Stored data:
▼

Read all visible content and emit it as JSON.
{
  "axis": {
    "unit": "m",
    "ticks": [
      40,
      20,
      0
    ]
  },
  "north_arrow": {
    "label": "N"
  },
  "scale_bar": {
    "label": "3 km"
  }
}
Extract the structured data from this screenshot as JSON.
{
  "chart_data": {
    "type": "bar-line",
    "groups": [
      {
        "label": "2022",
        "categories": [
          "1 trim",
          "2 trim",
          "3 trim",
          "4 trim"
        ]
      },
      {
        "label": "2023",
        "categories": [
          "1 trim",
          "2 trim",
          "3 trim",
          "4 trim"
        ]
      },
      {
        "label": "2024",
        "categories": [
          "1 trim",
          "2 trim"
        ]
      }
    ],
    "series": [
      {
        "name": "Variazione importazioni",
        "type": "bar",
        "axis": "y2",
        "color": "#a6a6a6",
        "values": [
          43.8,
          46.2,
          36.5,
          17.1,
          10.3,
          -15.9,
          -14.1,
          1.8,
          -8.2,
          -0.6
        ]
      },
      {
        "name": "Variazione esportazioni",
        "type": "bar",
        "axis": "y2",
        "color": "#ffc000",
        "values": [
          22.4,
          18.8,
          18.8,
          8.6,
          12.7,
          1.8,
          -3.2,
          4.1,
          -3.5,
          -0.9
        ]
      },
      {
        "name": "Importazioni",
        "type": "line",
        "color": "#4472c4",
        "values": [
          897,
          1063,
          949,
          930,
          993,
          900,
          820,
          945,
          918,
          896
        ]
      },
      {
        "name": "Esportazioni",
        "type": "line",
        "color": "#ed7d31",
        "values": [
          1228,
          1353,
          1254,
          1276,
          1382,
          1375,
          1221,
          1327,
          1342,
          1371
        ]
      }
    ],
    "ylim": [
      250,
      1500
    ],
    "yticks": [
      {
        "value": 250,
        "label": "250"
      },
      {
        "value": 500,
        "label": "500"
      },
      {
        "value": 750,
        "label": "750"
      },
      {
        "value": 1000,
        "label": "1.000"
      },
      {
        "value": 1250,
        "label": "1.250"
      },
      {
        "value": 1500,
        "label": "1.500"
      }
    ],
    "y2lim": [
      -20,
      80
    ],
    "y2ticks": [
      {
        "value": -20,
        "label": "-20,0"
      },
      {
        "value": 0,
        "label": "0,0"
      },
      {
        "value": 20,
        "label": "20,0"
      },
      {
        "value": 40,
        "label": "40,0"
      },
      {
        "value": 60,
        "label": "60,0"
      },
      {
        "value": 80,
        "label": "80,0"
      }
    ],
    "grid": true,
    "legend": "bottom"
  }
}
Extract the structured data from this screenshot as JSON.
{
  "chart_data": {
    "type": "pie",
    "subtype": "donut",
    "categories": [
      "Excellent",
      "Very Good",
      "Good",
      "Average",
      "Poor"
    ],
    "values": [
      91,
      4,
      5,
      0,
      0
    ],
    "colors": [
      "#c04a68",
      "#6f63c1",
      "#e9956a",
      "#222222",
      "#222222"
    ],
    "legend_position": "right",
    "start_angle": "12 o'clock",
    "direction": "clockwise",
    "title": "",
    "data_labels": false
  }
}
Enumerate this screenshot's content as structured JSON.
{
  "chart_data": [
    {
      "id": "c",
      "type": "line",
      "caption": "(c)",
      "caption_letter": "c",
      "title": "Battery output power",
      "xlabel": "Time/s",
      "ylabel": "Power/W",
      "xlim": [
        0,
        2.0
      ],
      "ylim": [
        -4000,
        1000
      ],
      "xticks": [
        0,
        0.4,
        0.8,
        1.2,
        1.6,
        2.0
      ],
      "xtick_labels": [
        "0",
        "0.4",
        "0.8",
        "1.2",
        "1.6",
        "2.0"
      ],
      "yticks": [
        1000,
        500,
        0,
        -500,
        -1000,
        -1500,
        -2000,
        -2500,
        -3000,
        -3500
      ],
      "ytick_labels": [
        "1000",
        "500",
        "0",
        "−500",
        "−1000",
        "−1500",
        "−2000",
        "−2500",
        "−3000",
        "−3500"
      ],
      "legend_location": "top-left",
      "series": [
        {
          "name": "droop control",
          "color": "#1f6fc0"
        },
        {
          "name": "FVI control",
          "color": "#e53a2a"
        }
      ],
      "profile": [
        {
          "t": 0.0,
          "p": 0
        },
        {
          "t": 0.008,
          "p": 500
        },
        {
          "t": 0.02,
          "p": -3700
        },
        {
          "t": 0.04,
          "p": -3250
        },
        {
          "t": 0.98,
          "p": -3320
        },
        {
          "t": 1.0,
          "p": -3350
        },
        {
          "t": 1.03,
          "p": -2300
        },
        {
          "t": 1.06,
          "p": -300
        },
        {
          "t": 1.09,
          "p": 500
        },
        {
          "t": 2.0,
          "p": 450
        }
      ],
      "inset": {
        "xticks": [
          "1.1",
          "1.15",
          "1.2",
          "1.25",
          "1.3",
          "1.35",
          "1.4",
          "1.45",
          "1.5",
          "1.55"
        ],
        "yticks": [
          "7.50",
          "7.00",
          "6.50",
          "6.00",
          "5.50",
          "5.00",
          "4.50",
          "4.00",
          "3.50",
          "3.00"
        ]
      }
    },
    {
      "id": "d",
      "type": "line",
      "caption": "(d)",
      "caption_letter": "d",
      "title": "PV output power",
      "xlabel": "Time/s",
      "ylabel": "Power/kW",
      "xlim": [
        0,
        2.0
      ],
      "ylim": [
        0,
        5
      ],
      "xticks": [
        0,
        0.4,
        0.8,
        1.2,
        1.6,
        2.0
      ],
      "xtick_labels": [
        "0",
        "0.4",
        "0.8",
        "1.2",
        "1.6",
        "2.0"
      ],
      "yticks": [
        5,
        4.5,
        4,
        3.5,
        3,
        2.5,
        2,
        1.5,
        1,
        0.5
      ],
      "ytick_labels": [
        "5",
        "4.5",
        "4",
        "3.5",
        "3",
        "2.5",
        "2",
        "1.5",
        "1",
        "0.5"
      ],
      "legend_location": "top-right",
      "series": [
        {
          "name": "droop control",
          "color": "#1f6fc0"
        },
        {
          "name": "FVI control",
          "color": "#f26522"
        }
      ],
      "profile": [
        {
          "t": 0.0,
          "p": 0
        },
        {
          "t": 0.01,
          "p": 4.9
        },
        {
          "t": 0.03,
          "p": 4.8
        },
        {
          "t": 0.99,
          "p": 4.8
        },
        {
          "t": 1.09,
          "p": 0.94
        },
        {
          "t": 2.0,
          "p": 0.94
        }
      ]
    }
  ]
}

▲

Problem details:
Extract the whole listing, character for character.

Exercise result:
Read all visible content and emit it as JSON.
{
  "axis": {
    "unit": "m",
    "ticks": [
      40,
      20,
      0
    ]
  },
  "north_arrow": {
    "label": "N"
  },
  "scale_bar": {
    "label": "3 km"
  }
}
Extract the structured data from this screenshot as JSON.
{
  "chart_data": {
    "type": "bar-line",
    "groups": [
      {
        "label": "2022",
        "categories": [
          "1 trim",
          "2 trim",
          "3 trim",
          "4 trim"
        ]
      },
      {
        "label": "2023",
        "categories": [
          "1 trim",
          "2 trim",
          "3 trim",
          "4 trim"
        ]
      },
      {
        "label": "2024",
        "categories": [
          "1 trim",
          "2 trim"
        ]
      }
    ],
    "series": [
      {
        "name": "Variazione importazioni",
        "type": "bar",
        "axis": "y2",
        "color": "#a6a6a6",
        "values": [
          43.8,
          46.2,
          36.5,
          17.1,
          10.3,
          -15.9,
          -14.1,
          1.8,
          -8.2,
          -0.6
        ]
      },
      {
        "name": "Variazione esportazioni",
        "type": "bar",
        "axis": "y2",
        "color": "#ffc000",
        "values": [
          22.4,
          18.8,
          18.8,
          8.6,
          12.7,
          1.8,
          -3.2,
          4.1,
          -3.5,
          -0.9
        ]
      },
      {
        "name": "Importazioni",
        "type": "line",
        "color": "#4472c4",
        "values": [
          897,
          1063,
          949,
          930,
          993,
          900,
          820,
          945,
          918,
          896
        ]
      },
      {
        "name": "Esportazioni",
        "type": "line",
        "color": "#ed7d31",
        "values": [
          1228,
          1353,
          1254,
          1276,
          1382,
          1375,
          1221,
          1327,
          1342,
          1371
        ]
      }
    ],
    "ylim": [
      250,
      1500
    ],
    "yticks": [
      {
        "value": 250,
        "label": "250"
      },
      {
        "value": 500,
        "label": "500"
      },
      {
        "value": 750,
        "label": "750"
      },
      {
        "value": 1000,
        "label": "1.000"
      },
      {
        "value": 1250,
        "label": "1.250"
      },
      {
        "value": 1500,
        "label": "1.500"
      }
    ],
    "y2lim": [
      -20,
      80
    ],
    "y2ticks": [
      {
        "value": -20,
        "label": "-20,0"
      },
      {
        "value": 0,
        "label": "0,0"
      },
      {
        "value": 20,
        "label": "20,0"
      },
      {
        "value": 40,
        "label": "40,0"
      },
      {
        "value": 60,
        "label": "60,0"
      },
      {
        "value": 80,
        "label": "80,0"
      }
    ],
    "grid": true,
    "legend": "bottom"
  }
}
Extract the structured data from this screenshot as JSON.
{
  "chart_data": {
    "type": "pie",
    "subtype": "donut",
    "categories": [
      "Excellent",
      "Very Good",
      "Good",
      "Average",
      "Poor"
    ],
    "values": [
      91,
      4,
      5,
      0,
      0
    ],
    "colors": [
      "#c04a68",
      "#6f63c1",
      "#e9956a",
      "#222222",
      "#222222"
    ],
    "legend_position": "right",
    "start_angle": "12 o'clock",
    "direction": "clockwise",
    "title": "",
    "data_labels": false
  }
}
Enumerate this screenshot's content as structured JSON.
{
  "chart_data": [
    {
      "id": "c",
      "type": "line",
      "caption": "(c)",
      "caption_letter": "c",
      "title": "Battery output power",
      "xlabel": "Time/s",
      "ylabel": "Power/W",
      "xlim": [
        0,
        2.0
      ],
      "ylim": [
        -4000,
        1000
      ],
      "xticks": [
        0,
        0.4,
        0.8,
        1.2,
        1.6,
        2.0
      ],
      "xtick_labels": [
        "0",
        "0.4",
        "0.8",
        "1.2",
        "1.6",
        "2.0"
      ],
      "yticks": [
        1000,
        500,
        0,
        -500,
        -1000,
        -1500,
        -2000,
        -2500,
        -3000,
        -3500
      ],
      "ytick_labels": [
        "1000",
        "500",
        "0",
        "−500",
        "−1000",
        "−1500",
        "−2000",
        "−2500",
        "−3000",
        "−3500"
      ],
      "legend_location": "top-left",
      "series": [
        {
          "name": "droop control",
          "color": "#1f6fc0"
        },
        {
          "name": "FVI control",
          "color": "#e53a2a"
        }
      ],
      "profile": [
        {
          "t": 0.0,
          "p": 0
        },
        {
          "t": 0.008,
          "p": 500
        },
        {
          "t": 0.02,
          "p": -3700
        },
        {
          "t": 0.04,
          "p": -3250
        },
        {
          "t": 0.98,
          "p": -3320
        },
        {
          "t": 1.0,
          "p": -3350
        },
        {
          "t": 1.03,
          "p": -2300
        },
        {
          "t": 1.06,
          "p": -300
        },
        {
          "t": 1.09,
          "p": 500
        },
        {
          "t": 2.0,
          "p": 450
        }
      ],
      "inset": {
        "xticks": [
          "1.1",
          "1.15",
          "1.2",
          "1.25",
          "1.3",
          "1.35",
          "1.4",
          "1.45",
          "1.5",
          "1.55"
        ],
        "yticks": [
          "7.50",
          "7.00",
          "6.50",
          "6.00",
          "5.50",
          "5.00",
          "4.50",
          "4.00",
          "3.50",
          "3.00"
        ]
      }
    },
    {
      "id": "d",
      "type": "line",
      "caption": "(d)",
      "caption_letter": "d",
      "title": "PV output power",
      "xlabel": "Time/s",
      "ylabel": "Power/kW",
      "xlim": [
        0,
        2.0
      ],
      "ylim": [
        0,
        5
      ],
      "xticks": [
        0,
        0.4,
        0.8,
        1.2,
        1.6,
        2.0
      ],
      "xtick_labels": [
        "0",
        "0.4",
        "0.8",
        "1.2",
        "1.6",
        "2.0"
      ],
      "yticks": [
        5,
        4.5,
        4,
        3.5,
        3,
        2.5,
        2,
        1.5,
        1,
        0.5
      ],
      "ytick_labels": [
        "5",
        "4.5",
        "4",
        "3.5",
        "3",
        "2.5",
        "2",
        "1.5",
        "1",
        "0.5"
      ],
      "legend_location": "top-right",
      "series": [
        {
          "name": "droop control",
          "color": "#1f6fc0"
        },
        {
          "name": "FVI control",
          "color": "#f26522"
        }
      ],
      "profile": [
        {
          "t": 0.0,
          "p": 0
        },
        {
          "t": 0.01,
          "p": 4.9
        },
        {
          "t": 0.03,
          "p": 4.8
        },
        {
          "t": 0.99,
          "p": 4.8
        },
        {
          "t": 1.09,
          "p": 0.94
        },
        {
          "t": 2.0,
          "p": 0.94
        }
      ]
    }
  ]
}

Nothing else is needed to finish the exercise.